_Task details_
Extract every line below, verbatim.

-- START OF Records shown --

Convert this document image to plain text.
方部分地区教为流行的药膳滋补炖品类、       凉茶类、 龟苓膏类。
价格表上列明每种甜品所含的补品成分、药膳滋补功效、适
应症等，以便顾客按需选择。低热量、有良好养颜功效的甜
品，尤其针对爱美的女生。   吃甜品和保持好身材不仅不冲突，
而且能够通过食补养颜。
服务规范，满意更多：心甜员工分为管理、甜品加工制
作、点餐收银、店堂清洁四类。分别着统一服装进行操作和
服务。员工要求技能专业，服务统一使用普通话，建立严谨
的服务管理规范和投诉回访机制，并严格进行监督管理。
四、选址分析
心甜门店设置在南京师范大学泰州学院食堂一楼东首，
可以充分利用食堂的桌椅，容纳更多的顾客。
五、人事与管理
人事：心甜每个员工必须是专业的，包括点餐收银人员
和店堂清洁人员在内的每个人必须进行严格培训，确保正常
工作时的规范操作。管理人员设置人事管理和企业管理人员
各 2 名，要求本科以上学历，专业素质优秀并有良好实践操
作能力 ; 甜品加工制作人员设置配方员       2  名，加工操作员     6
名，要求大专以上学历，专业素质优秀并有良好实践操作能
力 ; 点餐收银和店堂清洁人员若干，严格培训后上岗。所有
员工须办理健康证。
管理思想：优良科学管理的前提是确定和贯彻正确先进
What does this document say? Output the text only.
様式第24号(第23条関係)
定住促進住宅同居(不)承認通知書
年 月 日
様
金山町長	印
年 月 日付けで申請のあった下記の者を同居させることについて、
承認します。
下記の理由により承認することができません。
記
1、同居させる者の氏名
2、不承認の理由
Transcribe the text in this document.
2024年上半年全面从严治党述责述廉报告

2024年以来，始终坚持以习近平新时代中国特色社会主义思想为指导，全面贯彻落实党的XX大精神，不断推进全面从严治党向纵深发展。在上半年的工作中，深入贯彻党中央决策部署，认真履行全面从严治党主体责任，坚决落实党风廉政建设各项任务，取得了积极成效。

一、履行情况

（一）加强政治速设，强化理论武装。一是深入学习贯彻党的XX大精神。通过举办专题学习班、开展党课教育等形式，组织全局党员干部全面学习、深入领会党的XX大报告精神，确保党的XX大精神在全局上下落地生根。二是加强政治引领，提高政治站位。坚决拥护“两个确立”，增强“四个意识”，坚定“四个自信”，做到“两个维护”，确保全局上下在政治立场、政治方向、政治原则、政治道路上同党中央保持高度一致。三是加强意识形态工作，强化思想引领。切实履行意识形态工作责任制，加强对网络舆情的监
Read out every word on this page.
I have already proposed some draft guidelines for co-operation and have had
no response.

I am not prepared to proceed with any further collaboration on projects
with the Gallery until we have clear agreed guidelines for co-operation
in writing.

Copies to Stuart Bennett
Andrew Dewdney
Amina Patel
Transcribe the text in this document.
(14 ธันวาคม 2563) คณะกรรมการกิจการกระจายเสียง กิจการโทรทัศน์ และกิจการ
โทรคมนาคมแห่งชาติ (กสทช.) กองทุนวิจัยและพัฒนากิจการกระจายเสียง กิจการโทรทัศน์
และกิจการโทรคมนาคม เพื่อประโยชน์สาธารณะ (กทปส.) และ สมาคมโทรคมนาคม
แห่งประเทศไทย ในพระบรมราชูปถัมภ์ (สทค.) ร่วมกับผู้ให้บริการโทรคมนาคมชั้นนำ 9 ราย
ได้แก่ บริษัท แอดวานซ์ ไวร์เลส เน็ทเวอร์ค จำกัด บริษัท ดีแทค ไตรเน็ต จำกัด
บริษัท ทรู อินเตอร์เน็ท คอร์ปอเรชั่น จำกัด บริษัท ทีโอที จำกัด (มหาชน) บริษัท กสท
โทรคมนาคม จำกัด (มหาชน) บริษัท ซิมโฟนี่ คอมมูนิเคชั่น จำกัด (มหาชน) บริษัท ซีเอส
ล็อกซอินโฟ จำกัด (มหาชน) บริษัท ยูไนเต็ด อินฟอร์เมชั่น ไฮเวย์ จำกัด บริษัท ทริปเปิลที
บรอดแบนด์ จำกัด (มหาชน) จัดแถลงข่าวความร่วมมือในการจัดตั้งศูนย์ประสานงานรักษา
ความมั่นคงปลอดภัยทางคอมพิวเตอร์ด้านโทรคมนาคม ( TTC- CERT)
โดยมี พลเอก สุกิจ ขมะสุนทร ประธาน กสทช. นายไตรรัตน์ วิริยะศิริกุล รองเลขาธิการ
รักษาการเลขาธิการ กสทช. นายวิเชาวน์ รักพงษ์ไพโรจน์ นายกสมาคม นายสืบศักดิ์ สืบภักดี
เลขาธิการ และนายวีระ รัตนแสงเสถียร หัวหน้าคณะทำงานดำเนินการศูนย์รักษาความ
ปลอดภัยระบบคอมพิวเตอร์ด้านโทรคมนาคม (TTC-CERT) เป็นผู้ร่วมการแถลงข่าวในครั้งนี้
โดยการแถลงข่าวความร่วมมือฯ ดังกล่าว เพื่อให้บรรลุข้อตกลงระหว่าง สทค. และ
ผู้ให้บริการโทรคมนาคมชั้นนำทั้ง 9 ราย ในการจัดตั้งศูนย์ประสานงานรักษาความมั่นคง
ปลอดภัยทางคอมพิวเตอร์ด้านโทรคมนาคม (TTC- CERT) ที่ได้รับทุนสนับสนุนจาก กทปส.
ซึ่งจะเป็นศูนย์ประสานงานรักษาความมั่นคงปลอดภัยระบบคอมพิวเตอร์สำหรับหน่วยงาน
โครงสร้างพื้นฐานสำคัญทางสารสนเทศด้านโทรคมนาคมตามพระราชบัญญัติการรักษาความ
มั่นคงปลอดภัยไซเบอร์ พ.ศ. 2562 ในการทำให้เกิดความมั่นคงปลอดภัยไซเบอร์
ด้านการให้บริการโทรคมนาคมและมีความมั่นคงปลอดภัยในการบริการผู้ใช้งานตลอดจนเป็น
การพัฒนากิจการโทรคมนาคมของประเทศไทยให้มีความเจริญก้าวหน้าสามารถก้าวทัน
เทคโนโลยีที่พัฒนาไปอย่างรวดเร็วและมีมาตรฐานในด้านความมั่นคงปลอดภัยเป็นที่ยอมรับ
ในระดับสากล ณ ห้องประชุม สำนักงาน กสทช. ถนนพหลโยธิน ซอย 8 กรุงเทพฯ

-- END OF Records shown --

_Answer to this problem_
Convert this document image to plain text.
方部分地区教为流行的药膳滋补炖品类、       凉茶类、 龟苓膏类。
价格表上列明每种甜品所含的补品成分、药膳滋补功效、适
应症等，以便顾客按需选择。低热量、有良好养颜功效的甜
品，尤其针对爱美的女生。   吃甜品和保持好身材不仅不冲突，
而且能够通过食补养颜。
服务规范，满意更多：心甜员工分为管理、甜品加工制
作、点餐收银、店堂清洁四类。分别着统一服装进行操作和
服务。员工要求技能专业，服务统一使用普通话，建立严谨
的服务管理规范和投诉回访机制，并严格进行监督管理。
四、选址分析
心甜门店设置在南京师范大学泰州学院食堂一楼东首，
可以充分利用食堂的桌椅，容纳更多的顾客。
五、人事与管理
人事：心甜每个员工必须是专业的，包括点餐收银人员
和店堂清洁人员在内的每个人必须进行严格培训，确保正常
工作时的规范操作。管理人员设置人事管理和企业管理人员
各 2 名，要求本科以上学历，专业素质优秀并有良好实践操
作能力 ; 甜品加工制作人员设置配方员       2  名，加工操作员     6
名，要求大专以上学历，专业素质优秀并有良好实践操作能
力 ; 点餐收银和店堂清洁人员若干，严格培训后上岗。所有
员工须办理健康证。
管理思想：优良科学管理的前提是确定和贯彻正确先进
What does this document say? Output the text only.
様式第24号(第23条関係)
定住促進住宅同居(不)承認通知書
年 月 日
様
金山町長	印
年 月 日付けで申請のあった下記の者を同居させることについて、
承認します。
下記の理由により承認することができません。
記
1、同居させる者の氏名
2、不承認の理由
Transcribe the text in this document.
2024年上半年全面从严治党述责述廉报告

2024年以来，始终坚持以习近平新时代中国特色社会主义思想为指导，全面贯彻落实党的XX大精神，不断推进全面从严治党向纵深发展。在上半年的工作中，深入贯彻党中央决策部署，认真履行全面从严治党主体责任，坚决落实党风廉政建设各项任务，取得了积极成效。

一、履行情况

（一）加强政治速设，强化理论武装。一是深入学习贯彻党的XX大精神。通过举办专题学习班、开展党课教育等形式，组织全局党员干部全面学习、深入领会党的XX大报告精神，确保党的XX大精神在全局上下落地生根。二是加强政治引领，提高政治站位。坚决拥护“两个确立”，增强“四个意识”，坚定“四个自信”，做到“两个维护”，确保全局上下在政治立场、政治方向、政治原则、政治道路上同党中央保持高度一致。三是加强意识形态工作，强化思想引领。切实履行意识形态工作责任制，加强对网络舆情的监
Read out every word on this page.
I have already proposed some draft guidelines for co-operation and have had
no response.

I am not prepared to proceed with any further collaboration on projects
with the Gallery until we have clear agreed guidelines for co-operation
in writing.

Copies to Stuart Bennett
Andrew Dewdney
Amina Patel
Transcribe the text in this document.
(14 ธันวาคม 2563) คณะกรรมการกิจการกระจายเสียง กิจการโทรทัศน์ และกิจการ
โทรคมนาคมแห่งชาติ (กสทช.) กองทุนวิจัยและพัฒนากิจการกระจายเสียง กิจการโทรทัศน์
และกิจการโทรคมนาคม เพื่อประโยชน์สาธารณะ (กทปส.) และ สมาคมโทรคมนาคม
แห่งประเทศไทย ในพระบรมราชูปถัมภ์ (สทค.) ร่วมกับผู้ให้บริการโทรคมนาคมชั้นนำ 9 ราย
ได้แก่ บริษัท แอดวานซ์ ไวร์เลส เน็ทเวอร์ค จำกัด บริษัท ดีแทค ไตรเน็ต จำกัด
บริษัท ทรู อินเตอร์เน็ท คอร์ปอเรชั่น จำกัด บริษัท ทีโอที จำกัด (มหาชน) บริษัท กสท
โทรคมนาคม จำกัด (มหาชน) บริษัท ซิมโฟนี่ คอมมูนิเคชั่น จำกัด (มหาชน) บริษัท ซีเอส
ล็อกซอินโฟ จำกัด (มหาชน) บริษัท ยูไนเต็ด อินฟอร์เมชั่น ไฮเวย์ จำกัด บริษัท ทริปเปิลที
บรอดแบนด์ จำกัด (มหาชน) จัดแถลงข่าวความร่วมมือในการจัดตั้งศูนย์ประสานงานรักษา
ความมั่นคงปลอดภัยทางคอมพิวเตอร์ด้านโทรคมนาคม ( TTC- CERT)
โดยมี พลเอก สุกิจ ขมะสุนทร ประธาน กสทช. นายไตรรัตน์ วิริยะศิริกุล รองเลขาธิการ
รักษาการเลขาธิการ กสทช. นายวิเชาวน์ รักพงษ์ไพโรจน์ นายกสมาคม นายสืบศักดิ์ สืบภักดี
เลขาธิการ และนายวีระ รัตนแสงเสถียร หัวหน้าคณะทำงานดำเนินการศูนย์รักษาความ
ปลอดภัยระบบคอมพิวเตอร์ด้านโทรคมนาคม (TTC-CERT) เป็นผู้ร่วมการแถลงข่าวในครั้งนี้
โดยการแถลงข่าวความร่วมมือฯ ดังกล่าว เพื่อให้บรรลุข้อตกลงระหว่าง สทค. และ
ผู้ให้บริการโทรคมนาคมชั้นนำทั้ง 9 ราย ในการจัดตั้งศูนย์ประสานงานรักษาความมั่นคง
ปลอดภัยทางคอมพิวเตอร์ด้านโทรคมนาคม (TTC- CERT) ที่ได้รับทุนสนับสนุนจาก กทปส.
ซึ่งจะเป็นศูนย์ประสานงานรักษาความมั่นคงปลอดภัยระบบคอมพิวเตอร์สำหรับหน่วยงาน
โครงสร้างพื้นฐานสำคัญทางสารสนเทศด้านโทรคมนาคมตามพระราชบัญญัติการรักษาความ
มั่นคงปลอดภัยไซเบอร์ พ.ศ. 2562 ในการทำให้เกิดความมั่นคงปลอดภัยไซเบอร์
ด้านการให้บริการโทรคมนาคมและมีความมั่นคงปลอดภัยในการบริการผู้ใช้งานตลอดจนเป็น
การพัฒนากิจการโทรคมนาคมของประเทศไทยให้มีความเจริญก้าวหน้าสามารถก้าวทัน
เทคโนโลยีที่พัฒนาไปอย่างรวดเร็วและมีมาตรฐานในด้านความมั่นคงปลอดภัยเป็นที่ยอมรับ
ในระดับสากล ณ ห้องประชุม สำนักงาน กสทช. ถนนพหลโยธิน ซอย 8 กรุงเทพฯ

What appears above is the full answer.